▶ **Task statement**: All of the listing below must be repeated word for word. Pictures are the only thing to omit.

▶ **Records for processing**:
==========

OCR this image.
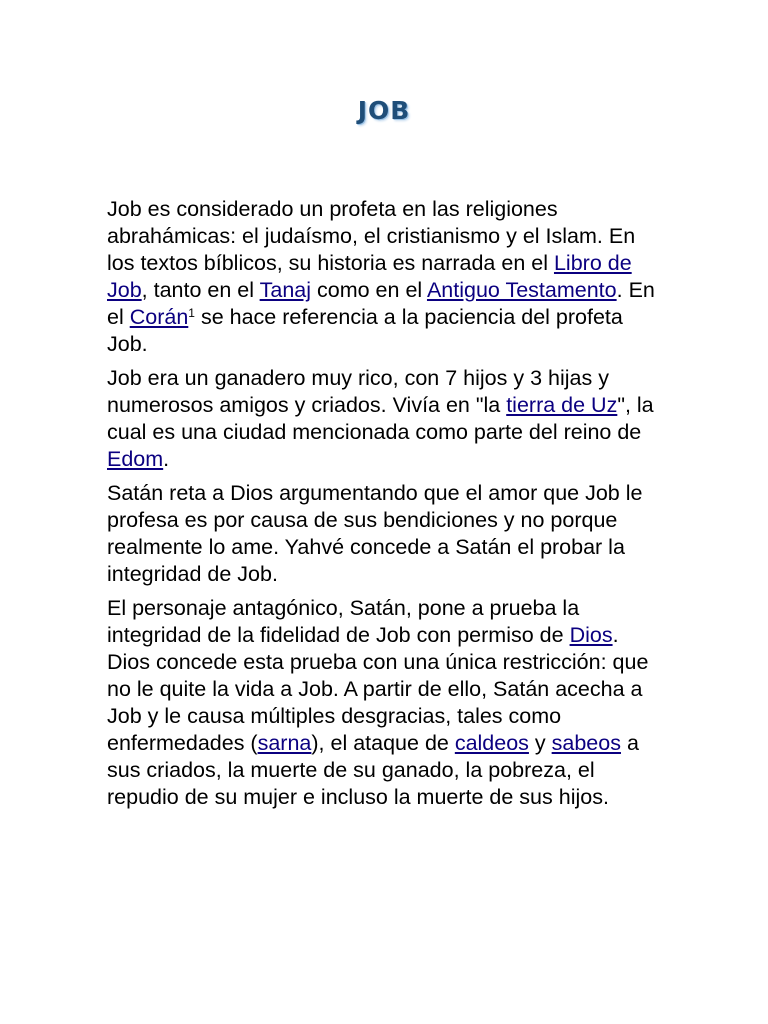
JOB

Job es considerado un profeta en las religiones abrahámicas: el judaísmo, el cristianismo y el Islam. En los textos bíblicos, su historia es narrada en el Libro de Job, tanto en el Tanaj como en el Antiguo Testamento. En el Corán$^1$ se hace referencia a la paciencia del profeta Job.

Job era un ganadero muy rico, con 7 hijos y 3 hijas y numerosos amigos y criados. Vivía en "la tierra de Uz", la cual es una ciudad mencionada como parte del reino de Edom.

Satán reta a Dios argumentando que el amor que Job le profesa es por causa de sus bendiciones y no porque realmente lo ame. Yahvé concede a Satán el probar la integridad de Job.

El personaje antagónico, Satán, pone a prueba la integridad de la fidelidad de Job con permiso de Dios. Dios concede esta prueba con una única restricción: que no le quite la vida a Job. A partir de ello, Satán acecha a Job y le causa múltiples desgracias, tales como enfermedades (sarna), el ataque de caldeos y sabeos a sus criados, la muerte de su ganado, la pobreza, el repudio de su mujer e incluso la muerte de sus hijos.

==========

▶ **Result for this task**:
OCR this image.
JOB

Job es considerado un profeta en las religiones abrahámicas: el judaísmo, el cristianismo y el Islam. En los textos bíblicos, su historia es narrada en el Libro de Job, tanto en el Tanaj como en el Antiguo Testamento. En el Corán$^1$ se hace referencia a la paciencia del profeta Job.

Job era un ganadero muy rico, con 7 hijos y 3 hijas y numerosos amigos y criados. Vivía en "la tierra de Uz", la cual es una ciudad mencionada como parte del reino de Edom.

Satán reta a Dios argumentando que el amor que Job le profesa es por causa de sus bendiciones y no porque realmente lo ame. Yahvé concede a Satán el probar la integridad de Job.

El personaje antagónico, Satán, pone a prueba la integridad de la fidelidad de Job con permiso de Dios. Dios concede esta prueba con una única restricción: que no le quite la vida a Job. A partir de ello, Satán acecha a Job y le causa múltiples desgracias, tales como enfermedades (sarna), el ataque de caldeos y sabeos a sus criados, la muerte de su ganado, la pobreza, el repudio de su mujer e incluso la muerte de sus hijos.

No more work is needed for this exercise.